» Records for the task
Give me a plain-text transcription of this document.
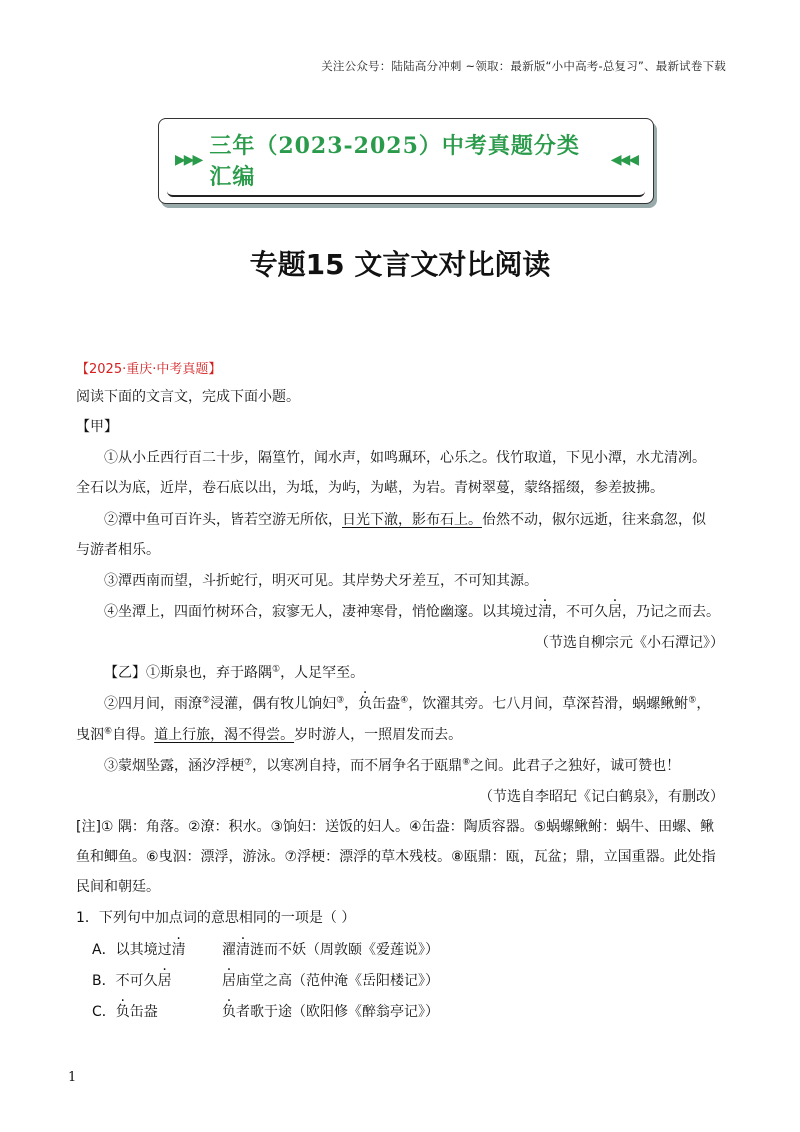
关注公众号：陆陆高分冲刺 ~领取：最新版“小中高考-总复习”、最新试卷下载
▶▶▶
三年（2023-2025）中考真题分类汇编
◀◀◀
专题15 文言文对比阅读
【2025·重庆·中考真题】
阅读下面的文言文，完成下面小题。
【甲】
①从小丘西行百二十步，隔篁竹，闻水声，如鸣珮环，心乐之。伐竹取道，下见小潭，水尤清冽。
全石以为底，近岸，卷石底以出，为坻，为屿，为嵁，为岩。青树翠蔓，蒙络摇缀，参差披拂。
②潭中鱼可百许头，皆若空游无所依，日光下澈，影布石上。佁然不动，俶尔远逝，往来翕忽，似
与游者相乐。
③潭西南而望，斗折蛇行，明灭可见。其岸势犬牙差互，不可知其源。
④坐潭上，四面竹树环合，寂寥无人，凄神寒骨，悄怆幽邃。以其境过清，不可久居，乃记之而去。
（节选自柳宗元《小石潭记》）
【乙】①斯泉也，弃于路隅①，人足罕至。
②四月间，雨潦②浸灌，偶有牧儿饷妇③，负缶盎④，饮濯其旁。七八月间，草深苔滑，蜗螺鳅鲋⑤，
曳泅⑥自得。道上行旅，渴不得尝。岁时游人，一照眉发而去。
③蒙烟坠露，涵汐浮梗⑦，以寒冽自持，而不屑争名于瓯鼎⑧之间。此君子之独好，诚可赞也！
（节选自李昭玘《记白鹤泉》，有删改）
[注]① 隅：角落。②潦：积水。③饷妇：送饭的妇人。④缶盎：陶质容器。⑤蜗螺鳅鲋：蜗牛、田螺、鳅
鱼和鲫鱼。⑥曳泅：漂浮，游泳。⑦浮梗：漂浮的草木残枝。⑧瓯鼎：瓯，瓦盆；鼎，立国重器。此处指
民间和朝廷。
1．下列句中加点词的意思相同的一项是（ ）
A．以其境过清	濯清涟而不妖（周敦颐《爱莲说》）
B．不可久居	居庙堂之高（范仲淹《岳阳楼记》）
C．负缶盎	负者歌于途（欧阳修《醉翁亭记》）
1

» The exercise
Exclude the images and reproduce the remaining data exactly.

» Solution
Give me a plain-text transcription of this document.
关注公众号：陆陆高分冲刺 ~领取：最新版“小中高考-总复习”、最新试卷下载
▶▶▶
三年（2023-2025）中考真题分类汇编
◀◀◀
专题15 文言文对比阅读
【2025·重庆·中考真题】
阅读下面的文言文，完成下面小题。
【甲】
①从小丘西行百二十步，隔篁竹，闻水声，如鸣珮环，心乐之。伐竹取道，下见小潭，水尤清冽。
全石以为底，近岸，卷石底以出，为坻，为屿，为嵁，为岩。青树翠蔓，蒙络摇缀，参差披拂。
②潭中鱼可百许头，皆若空游无所依，日光下澈，影布石上。佁然不动，俶尔远逝，往来翕忽，似
与游者相乐。
③潭西南而望，斗折蛇行，明灭可见。其岸势犬牙差互，不可知其源。
④坐潭上，四面竹树环合，寂寥无人，凄神寒骨，悄怆幽邃。以其境过清，不可久居，乃记之而去。
（节选自柳宗元《小石潭记》）
【乙】①斯泉也，弃于路隅①，人足罕至。
②四月间，雨潦②浸灌，偶有牧儿饷妇③，负缶盎④，饮濯其旁。七八月间，草深苔滑，蜗螺鳅鲋⑤，
曳泅⑥自得。道上行旅，渴不得尝。岁时游人，一照眉发而去。
③蒙烟坠露，涵汐浮梗⑦，以寒冽自持，而不屑争名于瓯鼎⑧之间。此君子之独好，诚可赞也！
（节选自李昭玘《记白鹤泉》，有删改）
[注]① 隅：角落。②潦：积水。③饷妇：送饭的妇人。④缶盎：陶质容器。⑤蜗螺鳅鲋：蜗牛、田螺、鳅
鱼和鲫鱼。⑥曳泅：漂浮，游泳。⑦浮梗：漂浮的草木残枝。⑧瓯鼎：瓯，瓦盆；鼎，立国重器。此处指
民间和朝廷。
1．下列句中加点词的意思相同的一项是（ ）
A．以其境过清	濯清涟而不妖（周敦颐《爱莲说》）
B．不可久居	居庙堂之高（范仲淹《岳阳楼记》）
C．负缶盎	负者歌于途（欧阳修《醉翁亭记》）
1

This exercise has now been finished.